→ **Problem statement**: Nothing in the records may be left out or altered; reproduce them all exactly.

Records about charts and figures
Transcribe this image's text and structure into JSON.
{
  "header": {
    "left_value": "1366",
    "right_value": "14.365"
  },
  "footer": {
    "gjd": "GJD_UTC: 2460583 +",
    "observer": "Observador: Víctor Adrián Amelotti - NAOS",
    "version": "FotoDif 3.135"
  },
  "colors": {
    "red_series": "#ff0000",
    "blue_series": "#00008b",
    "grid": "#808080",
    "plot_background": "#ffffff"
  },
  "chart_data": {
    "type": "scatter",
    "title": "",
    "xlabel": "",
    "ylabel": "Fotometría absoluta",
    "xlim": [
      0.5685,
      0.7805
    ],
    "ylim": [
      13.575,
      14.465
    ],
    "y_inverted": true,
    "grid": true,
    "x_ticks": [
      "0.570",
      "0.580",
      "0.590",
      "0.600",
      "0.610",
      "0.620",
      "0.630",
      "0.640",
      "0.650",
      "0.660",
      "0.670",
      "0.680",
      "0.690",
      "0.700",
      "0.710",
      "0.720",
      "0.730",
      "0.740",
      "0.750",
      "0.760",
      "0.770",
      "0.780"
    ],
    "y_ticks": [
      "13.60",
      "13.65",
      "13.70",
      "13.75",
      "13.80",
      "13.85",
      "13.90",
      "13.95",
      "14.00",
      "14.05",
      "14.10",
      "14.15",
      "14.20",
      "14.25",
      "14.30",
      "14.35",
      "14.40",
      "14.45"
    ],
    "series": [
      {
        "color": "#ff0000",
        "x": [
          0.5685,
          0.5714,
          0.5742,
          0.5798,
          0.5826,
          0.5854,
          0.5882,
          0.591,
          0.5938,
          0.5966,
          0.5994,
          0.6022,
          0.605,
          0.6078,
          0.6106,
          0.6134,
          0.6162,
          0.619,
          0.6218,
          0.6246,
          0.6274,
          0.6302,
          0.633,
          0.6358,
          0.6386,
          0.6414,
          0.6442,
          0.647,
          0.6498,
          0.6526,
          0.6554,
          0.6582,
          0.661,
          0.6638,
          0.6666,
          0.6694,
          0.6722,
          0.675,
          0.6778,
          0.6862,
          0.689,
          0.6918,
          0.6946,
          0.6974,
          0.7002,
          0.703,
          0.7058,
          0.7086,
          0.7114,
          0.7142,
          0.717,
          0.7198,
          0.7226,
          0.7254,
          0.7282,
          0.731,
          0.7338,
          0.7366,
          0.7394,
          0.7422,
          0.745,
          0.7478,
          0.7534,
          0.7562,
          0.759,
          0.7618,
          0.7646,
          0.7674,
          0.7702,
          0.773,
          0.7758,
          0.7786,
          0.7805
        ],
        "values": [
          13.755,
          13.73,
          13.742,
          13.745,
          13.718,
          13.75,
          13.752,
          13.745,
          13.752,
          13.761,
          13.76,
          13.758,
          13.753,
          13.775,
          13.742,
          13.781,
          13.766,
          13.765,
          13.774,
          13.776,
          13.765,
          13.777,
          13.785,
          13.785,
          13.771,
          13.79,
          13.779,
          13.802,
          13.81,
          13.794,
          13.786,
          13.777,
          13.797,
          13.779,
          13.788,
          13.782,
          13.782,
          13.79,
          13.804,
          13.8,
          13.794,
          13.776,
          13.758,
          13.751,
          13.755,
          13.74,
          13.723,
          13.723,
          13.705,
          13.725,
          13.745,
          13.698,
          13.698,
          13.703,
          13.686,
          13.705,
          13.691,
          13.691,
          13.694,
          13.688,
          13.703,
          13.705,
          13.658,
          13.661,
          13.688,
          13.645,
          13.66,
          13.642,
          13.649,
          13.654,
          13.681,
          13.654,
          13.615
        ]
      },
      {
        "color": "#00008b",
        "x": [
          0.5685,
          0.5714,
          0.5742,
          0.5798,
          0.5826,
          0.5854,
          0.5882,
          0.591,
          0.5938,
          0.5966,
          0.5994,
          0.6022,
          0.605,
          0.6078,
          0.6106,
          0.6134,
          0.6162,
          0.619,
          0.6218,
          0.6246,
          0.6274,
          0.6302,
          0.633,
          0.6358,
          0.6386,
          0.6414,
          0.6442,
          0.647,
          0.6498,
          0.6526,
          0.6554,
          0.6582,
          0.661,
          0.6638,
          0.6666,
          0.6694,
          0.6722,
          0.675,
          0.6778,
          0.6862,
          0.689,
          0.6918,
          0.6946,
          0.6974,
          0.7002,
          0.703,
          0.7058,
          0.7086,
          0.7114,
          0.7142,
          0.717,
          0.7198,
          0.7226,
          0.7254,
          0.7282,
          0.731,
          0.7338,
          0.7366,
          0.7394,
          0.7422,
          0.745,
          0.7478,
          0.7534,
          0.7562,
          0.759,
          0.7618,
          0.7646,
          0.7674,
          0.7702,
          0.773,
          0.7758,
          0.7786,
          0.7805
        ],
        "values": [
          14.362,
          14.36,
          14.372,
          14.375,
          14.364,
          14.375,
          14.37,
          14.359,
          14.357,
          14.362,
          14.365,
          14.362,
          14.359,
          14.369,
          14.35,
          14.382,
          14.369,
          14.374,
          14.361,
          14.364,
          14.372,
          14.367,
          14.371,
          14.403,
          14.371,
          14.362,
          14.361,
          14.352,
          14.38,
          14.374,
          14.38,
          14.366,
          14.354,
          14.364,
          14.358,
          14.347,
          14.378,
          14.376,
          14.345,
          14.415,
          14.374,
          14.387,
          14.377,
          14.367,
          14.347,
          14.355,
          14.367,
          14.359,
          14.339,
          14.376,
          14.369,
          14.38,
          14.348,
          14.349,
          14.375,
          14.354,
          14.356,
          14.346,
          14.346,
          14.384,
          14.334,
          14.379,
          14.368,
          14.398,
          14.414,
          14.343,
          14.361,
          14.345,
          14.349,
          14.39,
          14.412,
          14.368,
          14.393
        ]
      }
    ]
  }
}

→ **Answer**:
Transcribe this image's text and structure into JSON.
{
  "header": {
    "left_value": "1366",
    "right_value": "14.365"
  },
  "footer": {
    "gjd": "GJD_UTC: 2460583 +",
    "observer": "Observador: Víctor Adrián Amelotti - NAOS",
    "version": "FotoDif 3.135"
  },
  "colors": {
    "red_series": "#ff0000",
    "blue_series": "#00008b",
    "grid": "#808080",
    "plot_background": "#ffffff"
  },
  "chart_data": {
    "type": "scatter",
    "title": "",
    "xlabel": "",
    "ylabel": "Fotometría absoluta",
    "xlim": [
      0.5685,
      0.7805
    ],
    "ylim": [
      13.575,
      14.465
    ],
    "y_inverted": true,
    "grid": true,
    "x_ticks": [
      "0.570",
      "0.580",
      "0.590",
      "0.600",
      "0.610",
      "0.620",
      "0.630",
      "0.640",
      "0.650",
      "0.660",
      "0.670",
      "0.680",
      "0.690",
      "0.700",
      "0.710",
      "0.720",
      "0.730",
      "0.740",
      "0.750",
      "0.760",
      "0.770",
      "0.780"
    ],
    "y_ticks": [
      "13.60",
      "13.65",
      "13.70",
      "13.75",
      "13.80",
      "13.85",
      "13.90",
      "13.95",
      "14.00",
      "14.05",
      "14.10",
      "14.15",
      "14.20",
      "14.25",
      "14.30",
      "14.35",
      "14.40",
      "14.45"
    ],
    "series": [
      {
        "color": "#ff0000",
        "x": [
          0.5685,
          0.5714,
          0.5742,
          0.5798,
          0.5826,
          0.5854,
          0.5882,
          0.591,
          0.5938,
          0.5966,
          0.5994,
          0.6022,
          0.605,
          0.6078,
          0.6106,
          0.6134,
          0.6162,
          0.619,
          0.6218,
          0.6246,
          0.6274,
          0.6302,
          0.633,
          0.6358,
          0.6386,
          0.6414,
          0.6442,
          0.647,
          0.6498,
          0.6526,
          0.6554,
          0.6582,
          0.661,
          0.6638,
          0.6666,
          0.6694,
          0.6722,
          0.675,
          0.6778,
          0.6862,
          0.689,
          0.6918,
          0.6946,
          0.6974,
          0.7002,
          0.703,
          0.7058,
          0.7086,
          0.7114,
          0.7142,
          0.717,
          0.7198,
          0.7226,
          0.7254,
          0.7282,
          0.731,
          0.7338,
          0.7366,
          0.7394,
          0.7422,
          0.745,
          0.7478,
          0.7534,
          0.7562,
          0.759,
          0.7618,
          0.7646,
          0.7674,
          0.7702,
          0.773,
          0.7758,
          0.7786,
          0.7805
        ],
        "values": [
          13.755,
          13.73,
          13.742,
          13.745,
          13.718,
          13.75,
          13.752,
          13.745,
          13.752,
          13.761,
          13.76,
          13.758,
          13.753,
          13.775,
          13.742,
          13.781,
          13.766,
          13.765,
          13.774,
          13.776,
          13.765,
          13.777,
          13.785,
          13.785,
          13.771,
          13.79,
          13.779,
          13.802,
          13.81,
          13.794,
          13.786,
          13.777,
          13.797,
          13.779,
          13.788,
          13.782,
          13.782,
          13.79,
          13.804,
          13.8,
          13.794,
          13.776,
          13.758,
          13.751,
          13.755,
          13.74,
          13.723,
          13.723,
          13.705,
          13.725,
          13.745,
          13.698,
          13.698,
          13.703,
          13.686,
          13.705,
          13.691,
          13.691,
          13.694,
          13.688,
          13.703,
          13.705,
          13.658,
          13.661,
          13.688,
          13.645,
          13.66,
          13.642,
          13.649,
          13.654,
          13.681,
          13.654,
          13.615
        ]
      },
      {
        "color": "#00008b",
        "x": [
          0.5685,
          0.5714,
          0.5742,
          0.5798,
          0.5826,
          0.5854,
          0.5882,
          0.591,
          0.5938,
          0.5966,
          0.5994,
          0.6022,
          0.605,
          0.6078,
          0.6106,
          0.6134,
          0.6162,
          0.619,
          0.6218,
          0.6246,
          0.6274,
          0.6302,
          0.633,
          0.6358,
          0.6386,
          0.6414,
          0.6442,
          0.647,
          0.6498,
          0.6526,
          0.6554,
          0.6582,
          0.661,
          0.6638,
          0.6666,
          0.6694,
          0.6722,
          0.675,
          0.6778,
          0.6862,
          0.689,
          0.6918,
          0.6946,
          0.6974,
          0.7002,
          0.703,
          0.7058,
          0.7086,
          0.7114,
          0.7142,
          0.717,
          0.7198,
          0.7226,
          0.7254,
          0.7282,
          0.731,
          0.7338,
          0.7366,
          0.7394,
          0.7422,
          0.745,
          0.7478,
          0.7534,
          0.7562,
          0.759,
          0.7618,
          0.7646,
          0.7674,
          0.7702,
          0.773,
          0.7758,
          0.7786,
          0.7805
        ],
        "values": [
          14.362,
          14.36,
          14.372,
          14.375,
          14.364,
          14.375,
          14.37,
          14.359,
          14.357,
          14.362,
          14.365,
          14.362,
          14.359,
          14.369,
          14.35,
          14.382,
          14.369,
          14.374,
          14.361,
          14.364,
          14.372,
          14.367,
          14.371,
          14.403,
          14.371,
          14.362,
          14.361,
          14.352,
          14.38,
          14.374,
          14.38,
          14.366,
          14.354,
          14.364,
          14.358,
          14.347,
          14.378,
          14.376,
          14.345,
          14.415,
          14.374,
          14.387,
          14.377,
          14.367,
          14.347,
          14.355,
          14.367,
          14.359,
          14.339,
          14.376,
          14.369,
          14.38,
          14.348,
          14.349,
          14.375,
          14.354,
          14.356,
          14.346,
          14.346,
          14.384,
          14.334,
          14.379,
          14.368,
          14.398,
          14.414,
          14.343,
          14.361,
          14.345,
          14.349,
          14.39,
          14.412,
          14.368,
          14.393
        ]
      }
    ]
  }
}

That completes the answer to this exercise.